| Exercise details |
Tally the lines in these records that hold the string "Brorfelde", and reply with the number alone.

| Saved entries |
════

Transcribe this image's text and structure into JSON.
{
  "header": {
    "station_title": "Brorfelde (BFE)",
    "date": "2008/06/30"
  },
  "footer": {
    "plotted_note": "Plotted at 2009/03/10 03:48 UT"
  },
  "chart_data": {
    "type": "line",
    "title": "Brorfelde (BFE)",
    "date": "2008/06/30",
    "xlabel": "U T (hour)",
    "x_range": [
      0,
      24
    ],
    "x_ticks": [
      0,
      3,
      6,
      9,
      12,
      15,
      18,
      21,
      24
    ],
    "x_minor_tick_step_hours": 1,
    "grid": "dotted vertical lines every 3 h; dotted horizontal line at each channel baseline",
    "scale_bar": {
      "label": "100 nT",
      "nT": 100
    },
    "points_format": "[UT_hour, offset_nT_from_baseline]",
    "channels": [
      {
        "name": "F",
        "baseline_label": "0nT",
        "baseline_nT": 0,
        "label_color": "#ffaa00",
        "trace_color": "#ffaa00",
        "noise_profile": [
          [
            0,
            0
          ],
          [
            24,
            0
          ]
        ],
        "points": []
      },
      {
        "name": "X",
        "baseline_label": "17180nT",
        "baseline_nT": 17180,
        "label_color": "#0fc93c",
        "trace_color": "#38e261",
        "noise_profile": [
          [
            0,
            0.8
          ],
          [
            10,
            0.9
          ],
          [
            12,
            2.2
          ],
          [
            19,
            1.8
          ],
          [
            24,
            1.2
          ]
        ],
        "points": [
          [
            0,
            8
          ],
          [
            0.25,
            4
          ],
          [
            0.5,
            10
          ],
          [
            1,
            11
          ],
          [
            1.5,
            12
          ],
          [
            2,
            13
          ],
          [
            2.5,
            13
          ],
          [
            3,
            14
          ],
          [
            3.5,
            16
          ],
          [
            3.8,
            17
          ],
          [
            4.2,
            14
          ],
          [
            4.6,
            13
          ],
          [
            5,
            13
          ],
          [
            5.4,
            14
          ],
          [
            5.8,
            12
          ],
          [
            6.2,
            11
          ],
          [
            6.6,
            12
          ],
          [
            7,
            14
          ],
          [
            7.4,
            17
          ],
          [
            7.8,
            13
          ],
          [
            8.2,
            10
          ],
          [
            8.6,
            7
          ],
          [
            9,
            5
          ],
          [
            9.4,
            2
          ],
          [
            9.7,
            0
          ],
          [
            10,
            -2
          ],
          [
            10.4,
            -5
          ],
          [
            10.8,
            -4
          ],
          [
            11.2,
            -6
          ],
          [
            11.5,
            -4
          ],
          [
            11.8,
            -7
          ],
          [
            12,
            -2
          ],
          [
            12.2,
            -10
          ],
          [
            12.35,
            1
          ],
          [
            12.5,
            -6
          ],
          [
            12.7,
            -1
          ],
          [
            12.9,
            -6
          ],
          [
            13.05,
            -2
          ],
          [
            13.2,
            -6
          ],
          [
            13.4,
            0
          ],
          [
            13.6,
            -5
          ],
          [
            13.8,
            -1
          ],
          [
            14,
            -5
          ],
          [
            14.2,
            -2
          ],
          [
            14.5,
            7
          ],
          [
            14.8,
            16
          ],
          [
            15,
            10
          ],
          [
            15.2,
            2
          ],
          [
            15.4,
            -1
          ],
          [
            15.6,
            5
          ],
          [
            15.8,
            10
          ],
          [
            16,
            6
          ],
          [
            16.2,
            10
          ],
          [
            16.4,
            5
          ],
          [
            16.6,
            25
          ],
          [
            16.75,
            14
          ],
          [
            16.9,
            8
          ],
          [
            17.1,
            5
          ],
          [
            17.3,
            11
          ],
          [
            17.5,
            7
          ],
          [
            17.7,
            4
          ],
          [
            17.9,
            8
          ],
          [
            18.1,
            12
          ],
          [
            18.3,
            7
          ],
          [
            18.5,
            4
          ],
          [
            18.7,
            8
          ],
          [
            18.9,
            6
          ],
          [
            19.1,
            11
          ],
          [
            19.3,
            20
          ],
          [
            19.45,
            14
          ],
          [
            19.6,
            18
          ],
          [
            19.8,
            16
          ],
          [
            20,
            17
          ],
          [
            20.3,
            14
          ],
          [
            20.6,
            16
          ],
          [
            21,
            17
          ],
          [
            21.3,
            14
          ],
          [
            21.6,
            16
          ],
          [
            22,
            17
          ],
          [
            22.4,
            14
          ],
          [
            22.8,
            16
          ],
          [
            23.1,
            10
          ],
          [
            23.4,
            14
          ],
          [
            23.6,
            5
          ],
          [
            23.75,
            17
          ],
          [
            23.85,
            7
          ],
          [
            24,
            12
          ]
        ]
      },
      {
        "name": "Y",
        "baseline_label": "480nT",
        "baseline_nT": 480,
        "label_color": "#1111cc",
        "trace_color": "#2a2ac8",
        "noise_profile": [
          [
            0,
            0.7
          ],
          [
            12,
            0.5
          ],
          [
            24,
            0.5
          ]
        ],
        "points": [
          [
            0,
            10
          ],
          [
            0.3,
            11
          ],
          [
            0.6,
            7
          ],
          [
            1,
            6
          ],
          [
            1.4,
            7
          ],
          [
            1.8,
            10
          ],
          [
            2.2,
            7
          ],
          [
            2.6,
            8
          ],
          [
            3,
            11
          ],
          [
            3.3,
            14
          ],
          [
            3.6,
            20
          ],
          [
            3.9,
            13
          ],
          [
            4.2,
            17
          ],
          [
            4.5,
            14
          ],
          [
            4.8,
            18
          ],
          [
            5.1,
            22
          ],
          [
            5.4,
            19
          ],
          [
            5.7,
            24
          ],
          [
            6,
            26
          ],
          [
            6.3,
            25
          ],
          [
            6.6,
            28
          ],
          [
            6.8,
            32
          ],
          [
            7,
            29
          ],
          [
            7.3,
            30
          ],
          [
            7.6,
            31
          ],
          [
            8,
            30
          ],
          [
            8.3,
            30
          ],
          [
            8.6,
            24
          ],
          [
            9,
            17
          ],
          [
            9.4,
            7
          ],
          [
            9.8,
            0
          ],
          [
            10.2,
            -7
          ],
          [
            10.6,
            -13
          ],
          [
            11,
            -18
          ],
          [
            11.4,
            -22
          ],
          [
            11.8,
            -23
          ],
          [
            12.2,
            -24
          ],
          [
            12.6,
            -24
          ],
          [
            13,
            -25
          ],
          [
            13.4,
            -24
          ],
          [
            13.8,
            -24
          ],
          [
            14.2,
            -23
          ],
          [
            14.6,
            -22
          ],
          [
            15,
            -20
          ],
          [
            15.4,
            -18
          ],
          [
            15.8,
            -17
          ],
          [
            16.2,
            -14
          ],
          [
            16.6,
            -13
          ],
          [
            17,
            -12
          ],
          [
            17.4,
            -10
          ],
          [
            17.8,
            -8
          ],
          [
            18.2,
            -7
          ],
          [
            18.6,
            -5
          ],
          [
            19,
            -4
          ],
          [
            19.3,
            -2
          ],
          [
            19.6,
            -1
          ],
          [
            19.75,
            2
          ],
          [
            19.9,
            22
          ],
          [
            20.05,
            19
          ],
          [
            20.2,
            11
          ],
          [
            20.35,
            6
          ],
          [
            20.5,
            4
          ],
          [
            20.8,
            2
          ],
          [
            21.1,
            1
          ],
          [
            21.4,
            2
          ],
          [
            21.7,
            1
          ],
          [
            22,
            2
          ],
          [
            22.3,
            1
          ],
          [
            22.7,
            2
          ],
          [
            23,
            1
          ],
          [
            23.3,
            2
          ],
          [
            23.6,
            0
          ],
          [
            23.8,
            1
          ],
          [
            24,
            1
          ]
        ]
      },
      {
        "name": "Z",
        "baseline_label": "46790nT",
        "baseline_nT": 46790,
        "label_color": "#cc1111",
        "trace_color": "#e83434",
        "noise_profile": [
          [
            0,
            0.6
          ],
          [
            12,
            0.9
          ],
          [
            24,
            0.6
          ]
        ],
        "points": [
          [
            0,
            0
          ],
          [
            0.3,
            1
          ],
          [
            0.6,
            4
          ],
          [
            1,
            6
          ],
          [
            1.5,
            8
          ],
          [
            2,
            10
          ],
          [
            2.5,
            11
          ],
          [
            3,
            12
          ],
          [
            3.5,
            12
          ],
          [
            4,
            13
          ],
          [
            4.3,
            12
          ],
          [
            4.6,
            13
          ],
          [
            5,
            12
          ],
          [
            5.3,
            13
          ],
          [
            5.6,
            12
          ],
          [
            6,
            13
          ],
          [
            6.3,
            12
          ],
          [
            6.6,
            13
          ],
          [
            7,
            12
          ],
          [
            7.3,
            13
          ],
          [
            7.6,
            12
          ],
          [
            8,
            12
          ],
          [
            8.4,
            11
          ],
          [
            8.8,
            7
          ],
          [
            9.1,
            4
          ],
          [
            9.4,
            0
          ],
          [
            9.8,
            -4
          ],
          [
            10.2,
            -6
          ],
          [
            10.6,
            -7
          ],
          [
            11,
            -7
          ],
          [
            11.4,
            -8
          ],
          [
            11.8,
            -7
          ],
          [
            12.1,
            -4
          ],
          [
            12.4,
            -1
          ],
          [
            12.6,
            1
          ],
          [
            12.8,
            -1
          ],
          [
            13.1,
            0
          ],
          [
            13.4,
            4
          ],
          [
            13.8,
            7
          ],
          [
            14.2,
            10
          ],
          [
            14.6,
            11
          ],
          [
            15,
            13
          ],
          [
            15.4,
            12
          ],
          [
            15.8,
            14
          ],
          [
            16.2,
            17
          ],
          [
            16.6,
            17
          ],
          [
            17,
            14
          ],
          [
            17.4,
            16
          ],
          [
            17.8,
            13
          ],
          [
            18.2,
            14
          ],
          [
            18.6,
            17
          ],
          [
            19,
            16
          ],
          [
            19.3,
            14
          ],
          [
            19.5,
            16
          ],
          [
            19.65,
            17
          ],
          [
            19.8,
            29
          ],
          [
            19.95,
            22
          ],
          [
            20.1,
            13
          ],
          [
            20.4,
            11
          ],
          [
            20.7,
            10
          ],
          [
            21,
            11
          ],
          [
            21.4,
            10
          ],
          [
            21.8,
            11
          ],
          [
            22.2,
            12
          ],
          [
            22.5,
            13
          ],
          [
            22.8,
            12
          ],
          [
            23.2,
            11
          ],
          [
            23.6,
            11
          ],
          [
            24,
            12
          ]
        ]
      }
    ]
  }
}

════

| Correct result |
2